→ Requirement 1:
Answer these questions about the blog excerpt that follows, one answer per line:
(a) Why did the writer not respond to his physical overtures during the walk?
(b) What date heads the entry titled "Help!"?
(c) Where did he kiss the writer?

→ Excerpted passage:

We went out again last night, just to hang out and talk. It was nice. We went for a short walk, but I did not respond to whatever physical overtures he was making 'cause it was COLD and I was wrapped up with my arms wedged all weird in my coat.

I've got to find some way to... express interest. It just feels like my timing is off somehow, and I get nervous every time I get close to making a move. I'm going to try NLP as PoisonSweetKiss suggested, which I hope will help. Wish me luck!

Saturday, May 10, 2008

Help!

Warning: my head is spinning.

I'm making progress with this guy. He's the one I've been into forever and I'm head over heels for him. We spent some time together yesterday, talking and cuddling. It was really fun, really comfortable. And he kissed me, just on the cheek. I'm sorry to report that I had an attack of the butterflies and didn't just turn and kiss him back for real like I probably should have... but anyway, it wasn't awkward or anything and we were together for like an hour after that and things were okay.

→ Requirement 2: In the listing below, write out word for word every line from the line with "For every button, label, input, icon, or" to the line with "- y-axis-tick-label: 5%: [25, 358, 54, 380]", including both of those lines.

→ Source material:
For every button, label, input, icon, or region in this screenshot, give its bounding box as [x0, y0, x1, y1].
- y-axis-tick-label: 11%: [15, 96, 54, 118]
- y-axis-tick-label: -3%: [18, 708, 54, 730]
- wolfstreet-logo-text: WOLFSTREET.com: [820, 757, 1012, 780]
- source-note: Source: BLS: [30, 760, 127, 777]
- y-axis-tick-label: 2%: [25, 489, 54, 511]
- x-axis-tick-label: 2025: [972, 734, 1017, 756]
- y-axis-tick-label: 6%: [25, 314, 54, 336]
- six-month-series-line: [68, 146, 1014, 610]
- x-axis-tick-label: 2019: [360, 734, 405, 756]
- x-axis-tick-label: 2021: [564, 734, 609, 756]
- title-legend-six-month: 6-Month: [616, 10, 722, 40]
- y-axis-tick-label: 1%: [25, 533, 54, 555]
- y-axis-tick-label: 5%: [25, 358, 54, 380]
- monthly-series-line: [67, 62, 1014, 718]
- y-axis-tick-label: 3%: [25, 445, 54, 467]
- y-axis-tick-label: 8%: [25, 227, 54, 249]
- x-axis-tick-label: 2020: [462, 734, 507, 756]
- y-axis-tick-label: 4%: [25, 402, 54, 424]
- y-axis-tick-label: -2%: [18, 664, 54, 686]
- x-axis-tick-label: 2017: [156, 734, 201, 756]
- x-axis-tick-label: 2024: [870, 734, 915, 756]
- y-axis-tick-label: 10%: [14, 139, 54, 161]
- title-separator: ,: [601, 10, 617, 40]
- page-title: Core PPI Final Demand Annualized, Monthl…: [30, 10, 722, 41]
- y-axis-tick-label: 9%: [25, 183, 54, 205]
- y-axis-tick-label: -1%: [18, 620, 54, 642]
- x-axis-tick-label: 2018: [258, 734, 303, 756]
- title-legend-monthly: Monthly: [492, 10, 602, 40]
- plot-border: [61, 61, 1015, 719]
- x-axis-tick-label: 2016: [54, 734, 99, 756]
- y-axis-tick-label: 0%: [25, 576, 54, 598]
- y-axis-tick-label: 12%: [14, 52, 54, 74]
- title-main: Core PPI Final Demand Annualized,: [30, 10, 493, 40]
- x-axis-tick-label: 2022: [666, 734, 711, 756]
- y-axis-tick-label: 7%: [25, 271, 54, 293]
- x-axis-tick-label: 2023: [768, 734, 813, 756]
--
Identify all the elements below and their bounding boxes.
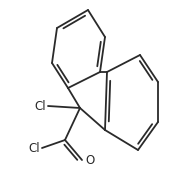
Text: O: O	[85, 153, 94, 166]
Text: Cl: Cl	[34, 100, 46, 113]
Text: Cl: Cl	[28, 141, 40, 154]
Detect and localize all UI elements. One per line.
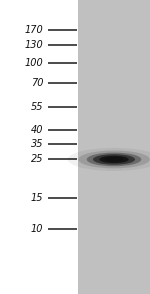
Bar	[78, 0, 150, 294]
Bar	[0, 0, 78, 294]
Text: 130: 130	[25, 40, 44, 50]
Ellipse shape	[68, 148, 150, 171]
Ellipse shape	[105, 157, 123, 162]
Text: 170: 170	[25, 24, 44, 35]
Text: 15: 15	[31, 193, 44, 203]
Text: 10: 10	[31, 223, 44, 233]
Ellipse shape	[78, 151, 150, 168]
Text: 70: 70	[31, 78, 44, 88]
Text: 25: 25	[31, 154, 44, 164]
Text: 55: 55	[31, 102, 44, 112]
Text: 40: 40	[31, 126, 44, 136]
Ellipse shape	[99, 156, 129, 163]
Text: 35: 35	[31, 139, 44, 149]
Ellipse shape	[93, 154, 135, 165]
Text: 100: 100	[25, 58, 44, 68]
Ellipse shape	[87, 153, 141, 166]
---
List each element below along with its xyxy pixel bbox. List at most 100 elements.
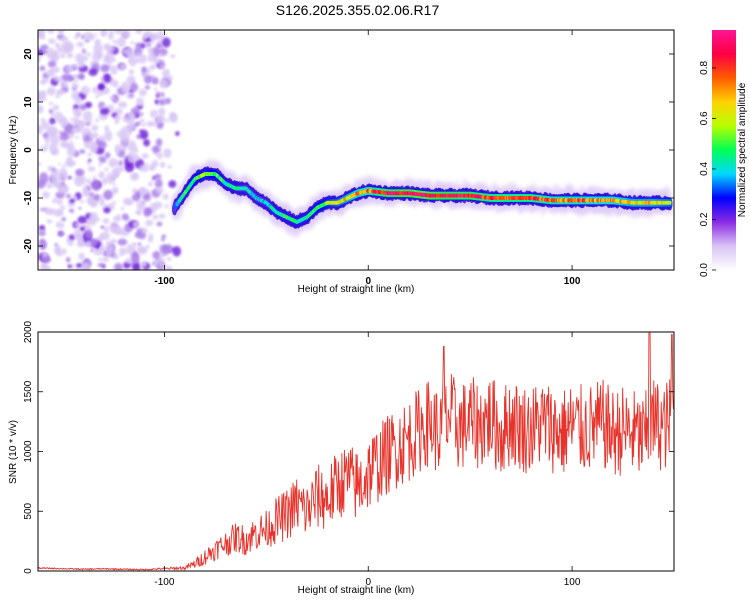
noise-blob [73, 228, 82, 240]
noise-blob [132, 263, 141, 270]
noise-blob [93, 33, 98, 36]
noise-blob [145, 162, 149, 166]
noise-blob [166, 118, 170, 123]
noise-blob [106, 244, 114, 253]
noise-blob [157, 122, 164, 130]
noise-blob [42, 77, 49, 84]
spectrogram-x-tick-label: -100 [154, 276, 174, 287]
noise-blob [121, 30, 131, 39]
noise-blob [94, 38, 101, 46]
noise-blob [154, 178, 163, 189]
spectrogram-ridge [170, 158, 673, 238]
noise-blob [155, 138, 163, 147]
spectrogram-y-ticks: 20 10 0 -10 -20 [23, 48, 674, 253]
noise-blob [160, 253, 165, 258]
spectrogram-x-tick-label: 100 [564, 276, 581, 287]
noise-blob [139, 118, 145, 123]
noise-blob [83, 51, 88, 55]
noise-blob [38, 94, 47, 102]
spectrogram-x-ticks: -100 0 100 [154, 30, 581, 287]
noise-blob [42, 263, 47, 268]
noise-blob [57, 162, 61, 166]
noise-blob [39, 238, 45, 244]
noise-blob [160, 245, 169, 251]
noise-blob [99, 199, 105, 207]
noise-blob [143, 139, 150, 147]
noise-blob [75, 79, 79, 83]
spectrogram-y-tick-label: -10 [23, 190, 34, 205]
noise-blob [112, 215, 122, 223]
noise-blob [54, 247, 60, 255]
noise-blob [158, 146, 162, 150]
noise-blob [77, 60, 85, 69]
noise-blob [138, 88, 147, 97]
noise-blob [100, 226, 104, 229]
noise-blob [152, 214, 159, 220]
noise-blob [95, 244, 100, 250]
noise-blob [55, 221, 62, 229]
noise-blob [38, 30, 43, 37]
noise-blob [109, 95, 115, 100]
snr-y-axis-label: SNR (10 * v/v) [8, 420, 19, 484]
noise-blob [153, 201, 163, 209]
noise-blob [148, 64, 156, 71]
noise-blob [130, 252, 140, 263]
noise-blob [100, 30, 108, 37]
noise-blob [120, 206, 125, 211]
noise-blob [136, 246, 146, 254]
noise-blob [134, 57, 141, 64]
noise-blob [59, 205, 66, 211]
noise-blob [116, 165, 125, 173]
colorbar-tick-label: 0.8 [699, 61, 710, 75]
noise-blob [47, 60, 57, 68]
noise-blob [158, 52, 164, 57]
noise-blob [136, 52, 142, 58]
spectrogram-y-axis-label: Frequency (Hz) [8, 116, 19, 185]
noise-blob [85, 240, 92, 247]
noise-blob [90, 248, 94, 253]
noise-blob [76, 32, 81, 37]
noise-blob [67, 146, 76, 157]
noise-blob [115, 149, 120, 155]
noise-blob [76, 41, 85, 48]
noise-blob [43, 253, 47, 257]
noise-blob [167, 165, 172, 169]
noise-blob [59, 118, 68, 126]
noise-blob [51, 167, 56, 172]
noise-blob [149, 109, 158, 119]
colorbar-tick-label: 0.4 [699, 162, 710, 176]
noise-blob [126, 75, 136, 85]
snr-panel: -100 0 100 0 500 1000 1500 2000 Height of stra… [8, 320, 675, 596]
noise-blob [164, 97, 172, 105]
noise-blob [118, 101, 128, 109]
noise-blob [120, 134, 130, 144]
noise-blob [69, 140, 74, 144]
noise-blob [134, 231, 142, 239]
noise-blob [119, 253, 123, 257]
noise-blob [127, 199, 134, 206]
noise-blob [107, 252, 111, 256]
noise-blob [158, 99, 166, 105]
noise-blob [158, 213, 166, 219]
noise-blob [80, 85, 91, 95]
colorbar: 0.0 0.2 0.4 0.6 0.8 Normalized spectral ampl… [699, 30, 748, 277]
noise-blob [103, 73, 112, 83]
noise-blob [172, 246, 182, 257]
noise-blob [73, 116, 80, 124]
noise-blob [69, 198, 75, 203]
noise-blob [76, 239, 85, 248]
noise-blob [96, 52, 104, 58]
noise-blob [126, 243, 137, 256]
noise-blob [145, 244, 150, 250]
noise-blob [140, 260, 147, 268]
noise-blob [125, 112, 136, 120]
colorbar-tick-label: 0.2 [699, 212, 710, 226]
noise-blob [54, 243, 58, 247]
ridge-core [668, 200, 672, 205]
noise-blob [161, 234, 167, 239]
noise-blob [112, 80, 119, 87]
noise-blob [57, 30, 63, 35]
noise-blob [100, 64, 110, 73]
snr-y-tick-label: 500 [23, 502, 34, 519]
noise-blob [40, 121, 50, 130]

→ Written answer 1:
(a) It was cold, and the writer was wrapped up with arms wedged awkwardly in a coat.
(b) Saturday, May 10, 2008.
(c) On the cheek.

→ Written answer 2:
For every button, label, input, icon, or region in this screenshot, give its bounding box as [x0, y0, x1, y1].
- y-axis-tick-label: 11%: [15, 96, 54, 118]
- y-axis-tick-label: -3%: [18, 708, 54, 730]
- wolfstreet-logo-text: WOLFSTREET.com: [820, 757, 1012, 780]
- source-note: Source: BLS: [30, 760, 127, 777]
- y-axis-tick-label: 2%: [25, 489, 54, 511]
- x-axis-tick-label: 2025: [972, 734, 1017, 756]
- y-axis-tick-label: 6%: [25, 314, 54, 336]
- six-month-series-line: [68, 146, 1014, 610]
- x-axis-tick-label: 2019: [360, 734, 405, 756]
- x-axis-tick-label: 2021: [564, 734, 609, 756]
- title-legend-six-month: 6-Month: [616, 10, 722, 40]
- y-axis-tick-label: 1%: [25, 533, 54, 555]
- y-axis-tick-label: 5%: [25, 358, 54, 380]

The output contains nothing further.